*Given problem*: Copy the records word for word, from their first line through the line containing "candle-body [486,182,488,184]", including both of those lines.
[BEGIN]
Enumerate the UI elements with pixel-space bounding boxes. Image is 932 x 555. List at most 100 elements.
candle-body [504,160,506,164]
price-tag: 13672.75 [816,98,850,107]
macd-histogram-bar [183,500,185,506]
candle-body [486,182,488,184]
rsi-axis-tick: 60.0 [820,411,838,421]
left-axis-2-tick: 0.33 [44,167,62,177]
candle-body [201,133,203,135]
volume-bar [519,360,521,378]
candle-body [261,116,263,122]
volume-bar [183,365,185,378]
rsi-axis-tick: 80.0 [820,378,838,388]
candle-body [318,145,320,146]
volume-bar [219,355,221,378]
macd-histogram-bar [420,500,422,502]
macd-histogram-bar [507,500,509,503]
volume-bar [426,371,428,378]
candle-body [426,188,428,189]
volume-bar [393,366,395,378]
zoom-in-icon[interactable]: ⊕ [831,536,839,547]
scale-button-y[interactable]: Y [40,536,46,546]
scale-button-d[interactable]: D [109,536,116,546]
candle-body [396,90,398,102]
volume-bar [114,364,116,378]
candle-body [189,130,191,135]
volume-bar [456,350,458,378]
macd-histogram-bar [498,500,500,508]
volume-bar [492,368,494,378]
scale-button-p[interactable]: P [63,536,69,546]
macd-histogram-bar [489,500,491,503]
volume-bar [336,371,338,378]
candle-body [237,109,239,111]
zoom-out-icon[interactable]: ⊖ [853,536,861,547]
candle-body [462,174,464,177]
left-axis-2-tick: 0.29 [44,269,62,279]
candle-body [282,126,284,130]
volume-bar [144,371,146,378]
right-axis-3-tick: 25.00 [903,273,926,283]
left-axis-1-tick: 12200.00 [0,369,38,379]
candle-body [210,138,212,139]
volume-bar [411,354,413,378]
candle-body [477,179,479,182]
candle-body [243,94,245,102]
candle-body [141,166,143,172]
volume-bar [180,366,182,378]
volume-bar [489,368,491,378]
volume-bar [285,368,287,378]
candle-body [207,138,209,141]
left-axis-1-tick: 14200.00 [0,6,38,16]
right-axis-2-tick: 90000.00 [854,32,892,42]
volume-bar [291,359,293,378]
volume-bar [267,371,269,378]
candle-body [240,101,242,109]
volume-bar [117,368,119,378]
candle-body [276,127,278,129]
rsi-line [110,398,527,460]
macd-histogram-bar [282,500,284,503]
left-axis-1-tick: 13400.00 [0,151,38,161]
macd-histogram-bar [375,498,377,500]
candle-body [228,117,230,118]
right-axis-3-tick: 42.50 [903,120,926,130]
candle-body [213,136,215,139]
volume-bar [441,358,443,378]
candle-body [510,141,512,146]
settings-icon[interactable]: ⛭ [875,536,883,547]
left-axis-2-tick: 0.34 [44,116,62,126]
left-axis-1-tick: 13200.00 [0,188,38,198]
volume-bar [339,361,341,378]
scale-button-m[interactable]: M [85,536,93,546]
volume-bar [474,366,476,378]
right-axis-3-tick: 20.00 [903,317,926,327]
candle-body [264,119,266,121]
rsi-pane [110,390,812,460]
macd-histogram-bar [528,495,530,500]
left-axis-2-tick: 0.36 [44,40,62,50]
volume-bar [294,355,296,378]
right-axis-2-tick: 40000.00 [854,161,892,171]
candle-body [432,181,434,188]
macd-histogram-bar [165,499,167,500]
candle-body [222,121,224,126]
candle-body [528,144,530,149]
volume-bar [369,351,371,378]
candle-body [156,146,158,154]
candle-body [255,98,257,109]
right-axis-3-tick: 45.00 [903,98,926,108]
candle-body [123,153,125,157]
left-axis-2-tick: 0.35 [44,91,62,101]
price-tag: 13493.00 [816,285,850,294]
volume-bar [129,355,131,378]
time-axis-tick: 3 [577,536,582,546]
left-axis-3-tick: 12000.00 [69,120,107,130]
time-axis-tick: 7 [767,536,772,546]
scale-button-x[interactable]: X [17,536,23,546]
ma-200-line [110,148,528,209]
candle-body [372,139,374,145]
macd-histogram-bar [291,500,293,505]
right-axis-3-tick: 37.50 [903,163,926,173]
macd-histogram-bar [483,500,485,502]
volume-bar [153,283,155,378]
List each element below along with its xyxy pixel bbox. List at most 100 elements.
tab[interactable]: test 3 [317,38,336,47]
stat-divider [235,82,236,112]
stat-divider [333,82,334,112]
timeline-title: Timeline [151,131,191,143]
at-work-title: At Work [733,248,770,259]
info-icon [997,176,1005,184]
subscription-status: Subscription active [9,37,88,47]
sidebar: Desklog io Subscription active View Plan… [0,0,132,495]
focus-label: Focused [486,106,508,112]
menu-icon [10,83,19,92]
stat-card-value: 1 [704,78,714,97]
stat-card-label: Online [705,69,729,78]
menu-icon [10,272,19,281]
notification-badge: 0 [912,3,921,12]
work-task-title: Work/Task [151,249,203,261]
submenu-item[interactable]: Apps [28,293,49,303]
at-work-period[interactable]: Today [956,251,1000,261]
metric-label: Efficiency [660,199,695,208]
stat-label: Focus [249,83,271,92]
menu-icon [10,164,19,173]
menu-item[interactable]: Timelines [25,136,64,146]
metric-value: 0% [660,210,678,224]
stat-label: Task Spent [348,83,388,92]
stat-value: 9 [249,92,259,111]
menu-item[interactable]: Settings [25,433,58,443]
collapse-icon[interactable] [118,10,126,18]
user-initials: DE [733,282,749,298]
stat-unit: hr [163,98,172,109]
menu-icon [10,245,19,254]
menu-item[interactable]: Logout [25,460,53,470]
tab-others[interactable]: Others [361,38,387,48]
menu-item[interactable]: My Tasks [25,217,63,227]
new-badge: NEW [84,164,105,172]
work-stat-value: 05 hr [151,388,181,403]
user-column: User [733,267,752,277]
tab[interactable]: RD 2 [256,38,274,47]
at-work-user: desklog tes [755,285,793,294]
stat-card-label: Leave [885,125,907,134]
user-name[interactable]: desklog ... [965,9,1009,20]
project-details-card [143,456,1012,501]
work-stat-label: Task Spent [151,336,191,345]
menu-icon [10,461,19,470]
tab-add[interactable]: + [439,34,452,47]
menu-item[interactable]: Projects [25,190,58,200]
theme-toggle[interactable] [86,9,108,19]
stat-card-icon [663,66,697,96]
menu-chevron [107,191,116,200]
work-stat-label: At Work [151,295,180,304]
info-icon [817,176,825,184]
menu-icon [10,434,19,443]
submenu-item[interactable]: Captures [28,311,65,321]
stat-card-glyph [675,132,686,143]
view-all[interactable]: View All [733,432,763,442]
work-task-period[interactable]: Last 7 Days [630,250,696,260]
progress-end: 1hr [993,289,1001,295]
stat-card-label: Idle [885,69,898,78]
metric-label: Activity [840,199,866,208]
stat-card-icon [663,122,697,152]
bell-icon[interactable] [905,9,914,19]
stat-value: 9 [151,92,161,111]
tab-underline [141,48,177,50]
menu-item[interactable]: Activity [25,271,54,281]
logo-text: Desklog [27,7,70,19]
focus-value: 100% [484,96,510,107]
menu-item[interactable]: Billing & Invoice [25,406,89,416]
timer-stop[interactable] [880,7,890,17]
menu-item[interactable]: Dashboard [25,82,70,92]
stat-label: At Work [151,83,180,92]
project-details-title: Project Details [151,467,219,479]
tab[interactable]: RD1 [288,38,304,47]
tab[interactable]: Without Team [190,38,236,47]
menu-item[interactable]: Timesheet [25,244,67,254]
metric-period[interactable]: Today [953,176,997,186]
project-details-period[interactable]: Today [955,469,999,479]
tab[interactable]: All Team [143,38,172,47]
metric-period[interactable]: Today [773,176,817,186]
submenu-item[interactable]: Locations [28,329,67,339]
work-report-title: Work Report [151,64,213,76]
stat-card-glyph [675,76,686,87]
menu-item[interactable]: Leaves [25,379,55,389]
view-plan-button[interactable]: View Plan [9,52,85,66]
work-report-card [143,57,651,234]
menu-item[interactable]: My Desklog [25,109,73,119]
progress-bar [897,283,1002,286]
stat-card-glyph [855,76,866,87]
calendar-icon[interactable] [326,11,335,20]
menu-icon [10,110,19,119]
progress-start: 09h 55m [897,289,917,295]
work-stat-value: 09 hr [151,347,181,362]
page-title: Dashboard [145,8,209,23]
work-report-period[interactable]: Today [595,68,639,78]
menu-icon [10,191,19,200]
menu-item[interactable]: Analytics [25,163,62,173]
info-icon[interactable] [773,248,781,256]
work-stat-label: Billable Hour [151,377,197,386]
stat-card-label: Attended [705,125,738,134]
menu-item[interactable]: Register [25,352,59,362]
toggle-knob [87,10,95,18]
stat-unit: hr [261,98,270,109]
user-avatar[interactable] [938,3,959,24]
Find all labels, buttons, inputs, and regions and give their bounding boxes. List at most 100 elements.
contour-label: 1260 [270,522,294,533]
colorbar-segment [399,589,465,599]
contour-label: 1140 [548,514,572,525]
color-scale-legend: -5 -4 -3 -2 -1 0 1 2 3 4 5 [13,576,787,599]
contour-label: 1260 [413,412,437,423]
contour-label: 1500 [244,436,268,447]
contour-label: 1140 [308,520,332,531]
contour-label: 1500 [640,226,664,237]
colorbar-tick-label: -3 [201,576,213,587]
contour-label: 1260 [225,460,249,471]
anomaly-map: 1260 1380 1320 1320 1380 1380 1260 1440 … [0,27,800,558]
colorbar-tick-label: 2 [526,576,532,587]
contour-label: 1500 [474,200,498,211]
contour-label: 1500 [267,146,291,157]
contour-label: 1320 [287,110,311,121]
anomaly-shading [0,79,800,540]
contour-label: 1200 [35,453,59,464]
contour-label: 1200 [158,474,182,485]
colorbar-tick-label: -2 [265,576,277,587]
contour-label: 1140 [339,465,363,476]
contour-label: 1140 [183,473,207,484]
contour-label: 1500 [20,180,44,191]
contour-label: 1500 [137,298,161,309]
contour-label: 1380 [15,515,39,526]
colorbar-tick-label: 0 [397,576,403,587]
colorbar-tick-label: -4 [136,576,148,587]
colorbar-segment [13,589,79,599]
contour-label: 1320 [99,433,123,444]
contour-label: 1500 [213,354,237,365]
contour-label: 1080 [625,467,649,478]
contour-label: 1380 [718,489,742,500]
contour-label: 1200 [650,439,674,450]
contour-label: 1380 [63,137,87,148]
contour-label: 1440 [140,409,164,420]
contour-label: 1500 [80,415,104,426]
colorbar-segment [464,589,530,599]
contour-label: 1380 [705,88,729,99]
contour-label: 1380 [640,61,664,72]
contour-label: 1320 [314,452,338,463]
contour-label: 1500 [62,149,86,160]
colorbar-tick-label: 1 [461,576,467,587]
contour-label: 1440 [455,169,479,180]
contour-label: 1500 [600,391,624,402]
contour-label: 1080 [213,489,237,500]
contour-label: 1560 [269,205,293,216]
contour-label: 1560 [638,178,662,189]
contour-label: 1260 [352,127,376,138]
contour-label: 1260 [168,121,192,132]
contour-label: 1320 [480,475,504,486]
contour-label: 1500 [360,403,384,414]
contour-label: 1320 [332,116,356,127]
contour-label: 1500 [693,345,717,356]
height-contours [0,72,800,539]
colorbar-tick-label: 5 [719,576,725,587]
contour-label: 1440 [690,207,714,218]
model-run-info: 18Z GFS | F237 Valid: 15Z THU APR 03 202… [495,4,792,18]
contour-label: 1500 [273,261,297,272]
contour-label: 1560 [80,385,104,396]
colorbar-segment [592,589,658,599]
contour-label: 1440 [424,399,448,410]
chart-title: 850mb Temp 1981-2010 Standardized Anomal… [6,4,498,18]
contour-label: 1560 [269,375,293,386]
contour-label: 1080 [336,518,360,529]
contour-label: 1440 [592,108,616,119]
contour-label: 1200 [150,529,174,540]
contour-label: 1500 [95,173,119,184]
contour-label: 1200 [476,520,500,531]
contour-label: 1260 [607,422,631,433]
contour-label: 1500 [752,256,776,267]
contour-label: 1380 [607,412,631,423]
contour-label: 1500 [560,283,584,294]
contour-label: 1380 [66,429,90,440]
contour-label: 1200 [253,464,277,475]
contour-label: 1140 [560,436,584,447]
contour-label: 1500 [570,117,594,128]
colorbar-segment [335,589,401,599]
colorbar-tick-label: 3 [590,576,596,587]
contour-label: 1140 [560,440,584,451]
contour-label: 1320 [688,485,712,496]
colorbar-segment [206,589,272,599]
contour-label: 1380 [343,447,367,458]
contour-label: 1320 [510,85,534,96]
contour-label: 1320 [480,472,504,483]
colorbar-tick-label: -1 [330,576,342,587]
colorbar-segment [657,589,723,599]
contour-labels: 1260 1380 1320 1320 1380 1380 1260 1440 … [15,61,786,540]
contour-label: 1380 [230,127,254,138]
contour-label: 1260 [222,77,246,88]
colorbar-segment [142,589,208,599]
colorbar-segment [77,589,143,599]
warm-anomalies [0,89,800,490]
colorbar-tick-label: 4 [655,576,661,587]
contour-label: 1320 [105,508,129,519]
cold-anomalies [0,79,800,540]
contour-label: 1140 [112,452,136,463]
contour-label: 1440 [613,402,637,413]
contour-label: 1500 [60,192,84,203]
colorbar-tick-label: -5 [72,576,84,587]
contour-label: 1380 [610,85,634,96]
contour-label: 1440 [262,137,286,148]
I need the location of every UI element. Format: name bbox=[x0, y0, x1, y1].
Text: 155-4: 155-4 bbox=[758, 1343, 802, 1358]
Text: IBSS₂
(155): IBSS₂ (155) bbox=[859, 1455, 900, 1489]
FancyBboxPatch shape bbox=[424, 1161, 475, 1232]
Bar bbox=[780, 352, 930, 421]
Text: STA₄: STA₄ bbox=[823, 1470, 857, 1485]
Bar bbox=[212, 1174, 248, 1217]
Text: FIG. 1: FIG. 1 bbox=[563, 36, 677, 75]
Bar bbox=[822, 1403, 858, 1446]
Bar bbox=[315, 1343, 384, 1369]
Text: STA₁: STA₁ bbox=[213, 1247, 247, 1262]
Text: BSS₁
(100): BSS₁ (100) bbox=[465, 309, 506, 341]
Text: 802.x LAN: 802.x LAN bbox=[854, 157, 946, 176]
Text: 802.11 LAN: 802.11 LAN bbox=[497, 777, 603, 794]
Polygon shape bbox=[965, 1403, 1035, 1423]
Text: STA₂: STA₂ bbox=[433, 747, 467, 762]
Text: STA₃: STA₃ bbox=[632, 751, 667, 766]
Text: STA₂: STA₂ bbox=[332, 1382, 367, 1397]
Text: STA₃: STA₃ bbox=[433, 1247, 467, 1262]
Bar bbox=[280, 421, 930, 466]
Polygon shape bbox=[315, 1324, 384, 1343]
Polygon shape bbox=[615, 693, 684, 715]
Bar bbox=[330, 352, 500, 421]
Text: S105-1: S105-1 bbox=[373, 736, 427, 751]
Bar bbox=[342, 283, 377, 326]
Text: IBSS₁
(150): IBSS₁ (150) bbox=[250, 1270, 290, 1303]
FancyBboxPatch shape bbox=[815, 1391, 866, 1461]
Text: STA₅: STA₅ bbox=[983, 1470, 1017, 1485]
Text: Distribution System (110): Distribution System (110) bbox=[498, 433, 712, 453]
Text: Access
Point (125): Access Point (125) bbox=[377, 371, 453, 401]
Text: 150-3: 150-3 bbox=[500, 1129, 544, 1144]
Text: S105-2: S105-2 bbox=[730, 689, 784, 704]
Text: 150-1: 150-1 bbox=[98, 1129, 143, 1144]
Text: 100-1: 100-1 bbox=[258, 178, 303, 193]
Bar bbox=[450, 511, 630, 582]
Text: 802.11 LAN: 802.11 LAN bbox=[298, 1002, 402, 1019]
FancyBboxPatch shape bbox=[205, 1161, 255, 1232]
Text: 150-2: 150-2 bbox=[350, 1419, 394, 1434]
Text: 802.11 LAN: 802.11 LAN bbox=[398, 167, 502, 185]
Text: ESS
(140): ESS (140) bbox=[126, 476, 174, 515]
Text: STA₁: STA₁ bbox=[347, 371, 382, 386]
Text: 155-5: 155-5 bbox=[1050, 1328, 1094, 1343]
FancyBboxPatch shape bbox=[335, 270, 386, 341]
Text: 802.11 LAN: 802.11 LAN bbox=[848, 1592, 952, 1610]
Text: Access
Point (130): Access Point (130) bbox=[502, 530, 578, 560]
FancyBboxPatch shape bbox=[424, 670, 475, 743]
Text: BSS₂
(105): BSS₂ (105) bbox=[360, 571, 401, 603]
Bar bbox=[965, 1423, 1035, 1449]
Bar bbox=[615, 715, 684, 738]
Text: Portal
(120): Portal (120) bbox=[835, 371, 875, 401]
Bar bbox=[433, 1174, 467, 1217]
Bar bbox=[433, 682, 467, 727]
[END]
*Solution for this task*:
Enumerate the UI elements with pixel-space bounding boxes. Image is 932 x 555. List at most 100 elements.
candle-body [504,160,506,164]
price-tag: 13672.75 [816,98,850,107]
macd-histogram-bar [183,500,185,506]
candle-body [486,182,488,184]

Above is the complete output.